**Work required:** Extract all lines containing "Goal".

Extracted records:
_ _ _ _ _ _ _

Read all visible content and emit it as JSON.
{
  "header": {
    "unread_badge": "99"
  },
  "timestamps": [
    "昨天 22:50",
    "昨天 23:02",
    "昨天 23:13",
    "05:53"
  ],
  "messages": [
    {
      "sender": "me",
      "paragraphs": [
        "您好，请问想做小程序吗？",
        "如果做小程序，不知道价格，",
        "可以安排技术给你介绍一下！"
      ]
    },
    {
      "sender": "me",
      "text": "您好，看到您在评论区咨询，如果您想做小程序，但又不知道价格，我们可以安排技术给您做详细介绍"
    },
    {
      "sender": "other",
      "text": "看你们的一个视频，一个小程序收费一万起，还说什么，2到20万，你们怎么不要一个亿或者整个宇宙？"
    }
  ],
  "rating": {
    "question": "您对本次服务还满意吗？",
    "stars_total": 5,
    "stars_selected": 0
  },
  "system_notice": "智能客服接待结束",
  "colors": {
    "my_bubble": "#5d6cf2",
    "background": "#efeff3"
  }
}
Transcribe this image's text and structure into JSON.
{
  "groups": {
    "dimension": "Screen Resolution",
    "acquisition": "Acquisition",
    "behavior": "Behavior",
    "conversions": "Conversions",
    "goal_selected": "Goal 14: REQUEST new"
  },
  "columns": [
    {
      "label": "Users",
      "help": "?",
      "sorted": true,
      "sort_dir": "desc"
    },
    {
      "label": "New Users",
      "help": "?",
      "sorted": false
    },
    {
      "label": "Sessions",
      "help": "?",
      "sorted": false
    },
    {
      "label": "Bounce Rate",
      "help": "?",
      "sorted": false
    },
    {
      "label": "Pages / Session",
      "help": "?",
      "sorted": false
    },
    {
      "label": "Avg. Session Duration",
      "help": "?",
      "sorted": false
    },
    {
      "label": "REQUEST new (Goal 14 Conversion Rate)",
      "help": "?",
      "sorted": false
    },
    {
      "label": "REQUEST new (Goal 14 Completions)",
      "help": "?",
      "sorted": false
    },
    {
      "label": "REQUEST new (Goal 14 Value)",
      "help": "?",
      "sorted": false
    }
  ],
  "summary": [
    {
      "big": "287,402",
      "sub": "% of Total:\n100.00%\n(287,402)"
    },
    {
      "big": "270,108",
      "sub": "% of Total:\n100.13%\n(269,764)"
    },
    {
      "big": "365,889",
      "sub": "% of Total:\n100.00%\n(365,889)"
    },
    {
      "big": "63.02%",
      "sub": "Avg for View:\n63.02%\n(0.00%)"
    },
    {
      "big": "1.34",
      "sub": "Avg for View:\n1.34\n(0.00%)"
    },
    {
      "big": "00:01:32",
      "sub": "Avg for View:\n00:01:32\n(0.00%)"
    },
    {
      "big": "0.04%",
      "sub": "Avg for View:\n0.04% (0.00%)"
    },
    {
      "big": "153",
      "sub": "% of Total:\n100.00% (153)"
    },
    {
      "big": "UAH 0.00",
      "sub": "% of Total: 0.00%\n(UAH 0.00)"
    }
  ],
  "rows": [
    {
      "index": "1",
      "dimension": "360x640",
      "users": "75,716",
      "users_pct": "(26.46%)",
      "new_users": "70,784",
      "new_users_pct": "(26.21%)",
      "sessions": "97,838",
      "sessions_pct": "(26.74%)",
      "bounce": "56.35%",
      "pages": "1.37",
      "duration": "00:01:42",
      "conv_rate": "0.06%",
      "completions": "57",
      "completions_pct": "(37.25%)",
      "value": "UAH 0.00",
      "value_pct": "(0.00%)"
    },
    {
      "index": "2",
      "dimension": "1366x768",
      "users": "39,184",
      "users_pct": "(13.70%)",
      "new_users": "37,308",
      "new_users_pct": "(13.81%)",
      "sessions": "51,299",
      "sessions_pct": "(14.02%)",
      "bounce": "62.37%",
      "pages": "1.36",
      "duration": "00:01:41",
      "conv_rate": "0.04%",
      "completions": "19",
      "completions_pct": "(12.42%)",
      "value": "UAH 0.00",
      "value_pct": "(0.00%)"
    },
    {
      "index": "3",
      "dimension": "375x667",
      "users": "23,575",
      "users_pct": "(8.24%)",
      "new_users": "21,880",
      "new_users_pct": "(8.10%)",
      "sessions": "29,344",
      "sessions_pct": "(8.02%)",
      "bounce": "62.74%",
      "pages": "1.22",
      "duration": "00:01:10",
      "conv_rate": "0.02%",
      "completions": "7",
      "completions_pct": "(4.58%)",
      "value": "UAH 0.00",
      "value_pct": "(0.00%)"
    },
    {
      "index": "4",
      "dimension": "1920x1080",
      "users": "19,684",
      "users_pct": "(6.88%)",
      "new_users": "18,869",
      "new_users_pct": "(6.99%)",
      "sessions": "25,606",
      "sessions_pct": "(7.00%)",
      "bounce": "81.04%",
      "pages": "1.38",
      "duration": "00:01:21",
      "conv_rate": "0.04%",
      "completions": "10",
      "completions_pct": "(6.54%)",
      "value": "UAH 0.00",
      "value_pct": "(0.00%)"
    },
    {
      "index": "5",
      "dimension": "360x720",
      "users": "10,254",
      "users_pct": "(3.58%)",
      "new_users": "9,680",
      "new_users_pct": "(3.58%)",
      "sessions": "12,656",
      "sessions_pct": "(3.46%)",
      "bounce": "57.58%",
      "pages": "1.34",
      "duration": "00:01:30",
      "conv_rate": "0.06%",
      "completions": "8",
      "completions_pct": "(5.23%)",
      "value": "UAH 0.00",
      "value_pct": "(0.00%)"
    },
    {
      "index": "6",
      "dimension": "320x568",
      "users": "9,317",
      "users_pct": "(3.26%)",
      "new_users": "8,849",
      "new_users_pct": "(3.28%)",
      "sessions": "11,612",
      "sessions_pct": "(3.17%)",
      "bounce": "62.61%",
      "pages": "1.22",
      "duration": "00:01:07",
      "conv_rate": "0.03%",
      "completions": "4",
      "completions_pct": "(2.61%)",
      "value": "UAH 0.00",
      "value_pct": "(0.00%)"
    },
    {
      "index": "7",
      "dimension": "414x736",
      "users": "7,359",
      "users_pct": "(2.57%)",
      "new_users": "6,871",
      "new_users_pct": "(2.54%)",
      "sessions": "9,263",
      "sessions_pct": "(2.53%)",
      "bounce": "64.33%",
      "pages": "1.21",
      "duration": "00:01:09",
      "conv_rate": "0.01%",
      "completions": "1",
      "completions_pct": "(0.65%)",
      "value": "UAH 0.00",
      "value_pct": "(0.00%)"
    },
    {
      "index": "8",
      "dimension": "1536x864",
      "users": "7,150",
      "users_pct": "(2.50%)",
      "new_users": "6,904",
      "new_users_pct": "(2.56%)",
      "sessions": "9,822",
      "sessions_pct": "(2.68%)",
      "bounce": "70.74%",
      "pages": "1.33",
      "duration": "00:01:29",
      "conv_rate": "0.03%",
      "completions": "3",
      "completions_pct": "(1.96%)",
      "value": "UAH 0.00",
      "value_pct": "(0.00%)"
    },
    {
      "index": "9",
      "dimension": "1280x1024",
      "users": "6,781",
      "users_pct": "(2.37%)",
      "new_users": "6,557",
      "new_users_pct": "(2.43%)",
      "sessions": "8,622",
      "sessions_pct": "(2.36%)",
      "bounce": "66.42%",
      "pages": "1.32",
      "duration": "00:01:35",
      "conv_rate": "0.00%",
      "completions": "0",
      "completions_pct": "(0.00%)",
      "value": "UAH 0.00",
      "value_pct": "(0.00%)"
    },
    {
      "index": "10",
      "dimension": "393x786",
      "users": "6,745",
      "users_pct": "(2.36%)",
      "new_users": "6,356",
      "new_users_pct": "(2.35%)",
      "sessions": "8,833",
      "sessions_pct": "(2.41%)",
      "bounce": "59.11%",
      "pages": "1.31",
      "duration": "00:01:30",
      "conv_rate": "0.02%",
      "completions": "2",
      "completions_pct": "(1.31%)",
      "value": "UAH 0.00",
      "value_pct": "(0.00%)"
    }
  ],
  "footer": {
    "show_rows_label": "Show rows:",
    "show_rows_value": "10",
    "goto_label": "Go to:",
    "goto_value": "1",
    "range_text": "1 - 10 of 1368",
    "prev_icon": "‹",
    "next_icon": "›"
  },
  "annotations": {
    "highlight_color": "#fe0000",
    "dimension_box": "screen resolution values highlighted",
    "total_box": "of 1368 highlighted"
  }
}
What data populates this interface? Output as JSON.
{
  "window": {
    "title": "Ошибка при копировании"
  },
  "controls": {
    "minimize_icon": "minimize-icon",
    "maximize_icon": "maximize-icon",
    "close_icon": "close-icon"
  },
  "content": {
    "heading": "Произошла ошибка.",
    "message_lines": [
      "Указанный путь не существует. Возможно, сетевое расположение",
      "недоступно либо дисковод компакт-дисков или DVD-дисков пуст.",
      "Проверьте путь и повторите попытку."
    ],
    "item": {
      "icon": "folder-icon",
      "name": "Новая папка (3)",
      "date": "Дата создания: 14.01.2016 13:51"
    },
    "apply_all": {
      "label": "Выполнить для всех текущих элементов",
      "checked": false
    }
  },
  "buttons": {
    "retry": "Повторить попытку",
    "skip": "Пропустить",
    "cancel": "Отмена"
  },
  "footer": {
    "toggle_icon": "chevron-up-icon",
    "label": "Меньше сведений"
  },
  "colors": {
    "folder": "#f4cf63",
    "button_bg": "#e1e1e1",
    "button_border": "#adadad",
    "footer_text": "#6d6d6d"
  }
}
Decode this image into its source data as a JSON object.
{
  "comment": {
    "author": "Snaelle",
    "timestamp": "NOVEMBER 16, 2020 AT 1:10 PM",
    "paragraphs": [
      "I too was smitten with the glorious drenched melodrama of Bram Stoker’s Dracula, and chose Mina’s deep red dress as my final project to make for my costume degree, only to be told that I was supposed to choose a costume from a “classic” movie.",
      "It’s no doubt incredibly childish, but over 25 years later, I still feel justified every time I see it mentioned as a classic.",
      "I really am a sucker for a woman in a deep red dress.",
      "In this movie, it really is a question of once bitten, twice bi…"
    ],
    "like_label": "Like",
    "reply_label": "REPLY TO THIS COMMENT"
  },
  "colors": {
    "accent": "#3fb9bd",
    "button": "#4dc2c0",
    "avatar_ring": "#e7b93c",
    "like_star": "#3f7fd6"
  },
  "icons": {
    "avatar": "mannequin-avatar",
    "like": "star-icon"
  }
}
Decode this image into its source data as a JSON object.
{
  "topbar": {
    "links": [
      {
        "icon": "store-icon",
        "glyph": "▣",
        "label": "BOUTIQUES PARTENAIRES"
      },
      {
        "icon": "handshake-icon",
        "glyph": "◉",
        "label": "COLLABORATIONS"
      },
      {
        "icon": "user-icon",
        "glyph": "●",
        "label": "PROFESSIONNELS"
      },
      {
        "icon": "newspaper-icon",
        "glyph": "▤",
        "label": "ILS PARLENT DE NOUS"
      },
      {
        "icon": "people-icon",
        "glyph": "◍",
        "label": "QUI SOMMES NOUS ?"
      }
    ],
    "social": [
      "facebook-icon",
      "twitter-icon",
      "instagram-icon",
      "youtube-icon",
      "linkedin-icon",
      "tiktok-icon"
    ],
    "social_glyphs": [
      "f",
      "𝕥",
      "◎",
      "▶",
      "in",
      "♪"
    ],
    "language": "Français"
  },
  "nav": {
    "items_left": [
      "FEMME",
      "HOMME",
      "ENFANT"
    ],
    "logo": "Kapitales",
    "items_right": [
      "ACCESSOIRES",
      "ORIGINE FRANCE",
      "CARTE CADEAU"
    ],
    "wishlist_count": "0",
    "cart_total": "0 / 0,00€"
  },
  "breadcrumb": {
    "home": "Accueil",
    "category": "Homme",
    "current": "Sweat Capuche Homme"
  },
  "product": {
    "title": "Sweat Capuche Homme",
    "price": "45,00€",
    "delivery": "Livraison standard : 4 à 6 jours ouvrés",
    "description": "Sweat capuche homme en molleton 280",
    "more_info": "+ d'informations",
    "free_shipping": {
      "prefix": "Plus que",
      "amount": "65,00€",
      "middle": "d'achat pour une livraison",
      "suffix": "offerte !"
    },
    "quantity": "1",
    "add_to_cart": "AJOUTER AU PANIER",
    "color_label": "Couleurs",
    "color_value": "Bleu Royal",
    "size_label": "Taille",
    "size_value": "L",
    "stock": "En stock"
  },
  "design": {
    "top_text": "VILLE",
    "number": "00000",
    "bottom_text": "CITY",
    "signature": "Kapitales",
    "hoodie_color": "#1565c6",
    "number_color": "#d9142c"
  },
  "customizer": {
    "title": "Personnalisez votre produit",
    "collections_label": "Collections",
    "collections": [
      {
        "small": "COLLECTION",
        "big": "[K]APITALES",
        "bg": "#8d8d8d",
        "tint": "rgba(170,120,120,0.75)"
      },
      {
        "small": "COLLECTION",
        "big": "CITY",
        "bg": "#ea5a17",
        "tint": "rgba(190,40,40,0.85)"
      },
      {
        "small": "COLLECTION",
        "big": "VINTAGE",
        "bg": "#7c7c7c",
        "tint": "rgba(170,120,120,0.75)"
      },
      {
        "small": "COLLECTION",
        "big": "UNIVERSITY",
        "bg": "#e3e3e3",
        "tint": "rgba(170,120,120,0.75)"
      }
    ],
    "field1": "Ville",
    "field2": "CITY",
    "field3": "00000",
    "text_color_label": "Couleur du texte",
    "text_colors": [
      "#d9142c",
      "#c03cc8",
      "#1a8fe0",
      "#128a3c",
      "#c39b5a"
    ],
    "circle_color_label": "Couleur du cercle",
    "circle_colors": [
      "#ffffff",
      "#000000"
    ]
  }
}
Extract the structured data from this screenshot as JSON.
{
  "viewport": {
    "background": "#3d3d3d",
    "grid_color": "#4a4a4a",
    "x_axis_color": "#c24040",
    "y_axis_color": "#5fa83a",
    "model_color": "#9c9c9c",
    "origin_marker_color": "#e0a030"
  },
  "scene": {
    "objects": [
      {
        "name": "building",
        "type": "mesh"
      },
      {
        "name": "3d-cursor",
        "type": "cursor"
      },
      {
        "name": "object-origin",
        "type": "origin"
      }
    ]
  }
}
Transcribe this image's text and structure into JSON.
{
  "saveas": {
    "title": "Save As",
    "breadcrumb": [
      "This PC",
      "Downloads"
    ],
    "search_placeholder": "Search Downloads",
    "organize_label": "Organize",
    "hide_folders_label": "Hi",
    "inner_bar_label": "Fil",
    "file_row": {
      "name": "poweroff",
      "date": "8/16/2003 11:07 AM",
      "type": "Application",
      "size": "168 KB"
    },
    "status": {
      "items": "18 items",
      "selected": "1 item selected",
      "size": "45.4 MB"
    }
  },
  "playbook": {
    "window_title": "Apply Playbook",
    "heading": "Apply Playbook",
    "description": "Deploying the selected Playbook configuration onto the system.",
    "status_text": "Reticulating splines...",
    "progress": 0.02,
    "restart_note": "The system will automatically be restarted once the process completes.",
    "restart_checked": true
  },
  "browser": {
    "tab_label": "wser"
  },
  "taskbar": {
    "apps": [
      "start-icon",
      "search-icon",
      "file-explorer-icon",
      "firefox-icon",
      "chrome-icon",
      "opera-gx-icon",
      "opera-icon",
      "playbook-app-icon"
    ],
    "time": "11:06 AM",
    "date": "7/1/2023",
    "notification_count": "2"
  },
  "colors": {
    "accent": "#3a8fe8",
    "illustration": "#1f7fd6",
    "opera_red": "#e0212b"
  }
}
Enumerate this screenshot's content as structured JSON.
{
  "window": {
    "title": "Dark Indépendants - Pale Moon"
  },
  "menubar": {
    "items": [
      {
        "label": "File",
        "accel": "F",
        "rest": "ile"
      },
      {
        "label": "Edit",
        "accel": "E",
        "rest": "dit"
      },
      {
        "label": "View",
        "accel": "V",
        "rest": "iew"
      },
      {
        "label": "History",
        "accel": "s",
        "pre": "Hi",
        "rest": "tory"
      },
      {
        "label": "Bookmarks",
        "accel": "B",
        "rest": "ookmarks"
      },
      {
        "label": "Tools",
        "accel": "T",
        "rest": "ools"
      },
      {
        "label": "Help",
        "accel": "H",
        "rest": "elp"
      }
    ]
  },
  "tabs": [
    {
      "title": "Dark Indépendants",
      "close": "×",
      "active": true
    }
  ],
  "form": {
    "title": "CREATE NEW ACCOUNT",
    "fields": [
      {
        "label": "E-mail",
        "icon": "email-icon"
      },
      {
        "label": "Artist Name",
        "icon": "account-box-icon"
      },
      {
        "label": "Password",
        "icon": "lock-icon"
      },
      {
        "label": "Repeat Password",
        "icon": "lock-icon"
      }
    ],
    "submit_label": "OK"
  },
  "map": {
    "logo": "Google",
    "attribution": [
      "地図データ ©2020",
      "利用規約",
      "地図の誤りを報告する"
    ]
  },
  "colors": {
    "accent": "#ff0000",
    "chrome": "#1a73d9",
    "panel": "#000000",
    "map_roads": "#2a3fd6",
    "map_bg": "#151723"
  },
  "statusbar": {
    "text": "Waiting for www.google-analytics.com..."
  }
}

_ _ _ _ _ _ _

**Solution to the exercise:**
    "goal_selected": "Goal 14: REQUEST new"
      "label": "REQUEST new (Goal 14 Conversion Rate)",
      "label": "REQUEST new (Goal 14 Completions)",
      "label": "REQUEST new (Goal 14 Value)",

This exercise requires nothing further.